------ QUOTED PASSAGE ------
Out-of-Bag Error: Free Cross-Validation
Remember that each tree is trained on ~63.2% of the data. The remaining ~36.8% --- the out-of-bag (OOB) samples --- can serve as a built-in validation set. For each training sample, collect the predictions from only the trees that did NOT include that sample in their bootstrap, and compute the error. This is the OOB error, and it is approximately equivalent to cross-validation --- for free.
rf_oob = RandomForestClassifier(
n_estimators=500,
max_features='sqrt',
min_samples_leaf=5,
oob_score=True,
random_state=42,
n_jobs=-1,
)
rf_oob.fit(X_train, y_train)
print(f"OOB accuracy: {rf_oob.oob_score_:.4f}")
print(f"Test accuracy: {accuracy_score(y_test, rf_oob.predict(X_test)):.4f}")
print(f"Difference: {abs(rf_oob.oob_score_ - accuracy_score(y_test, rf_oob.predict(X_test))):.4f}")
OOB accuracy: 0.9268
Test accuracy: 0.9288
Difference: 0.0020
The OOB estimate is within 0.2 percentage points of the actual test accuracy. This makes OOB error an excellent quick-check for Random Forest performance without the cost of cross-validation.
Production Tip --- Use
oob_score=Trueduring development for fast iteration. Switch to full cross-validation for your final model evaluation. OOB is an approximation, not a replacement.
Feature Importance: What the Forest Learned
One of Random Forests' most valuable outputs is feature importance --- a ranking of which features contribute most to predictions. But there are two methods, and they do not always agree.
Impurity-Based Importance (MDI)
The default in scikit-learn. For each feature, sum the total reduction in Gini impurity across all nodes in all trees where that feature was used as the split variable. Features that appear high in many trees and produce large impurity reductions rank highest.
# Impurity-based importance (default)
importances_mdi = rf.feature_importances_
feature_names = X_train.columns
# Sort and display
sorted_idx = np.argsort(importances_mdi)[::-1]
print("Feature Importance (Impurity-Based / MDI):")
print("-" * 50)
------ DATA BLOCK ------
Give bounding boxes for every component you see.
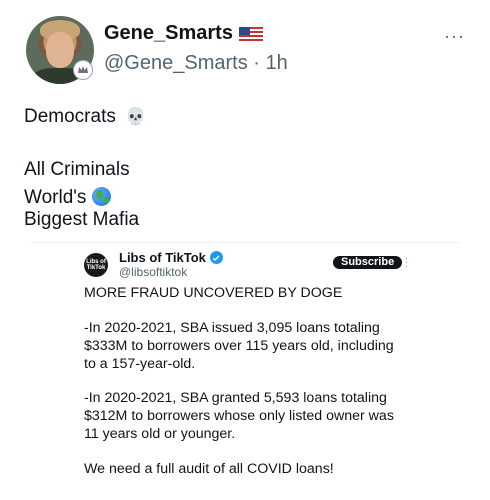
------
● TASK DETAILS
Reproduce word for word the part of the random forest passage above starting at "Impurity-Based Importance (MDI)" and ending at "reductions rank highest.".

● WRITTEN SOLUTION
Impurity-Based Importance (MDI)
The default in scikit-learn. For each feature, sum the total reduction in Gini impurity across all nodes in all trees where that feature was used as the split variable. Features that appear high in many trees and produce large impurity reductions rank highest.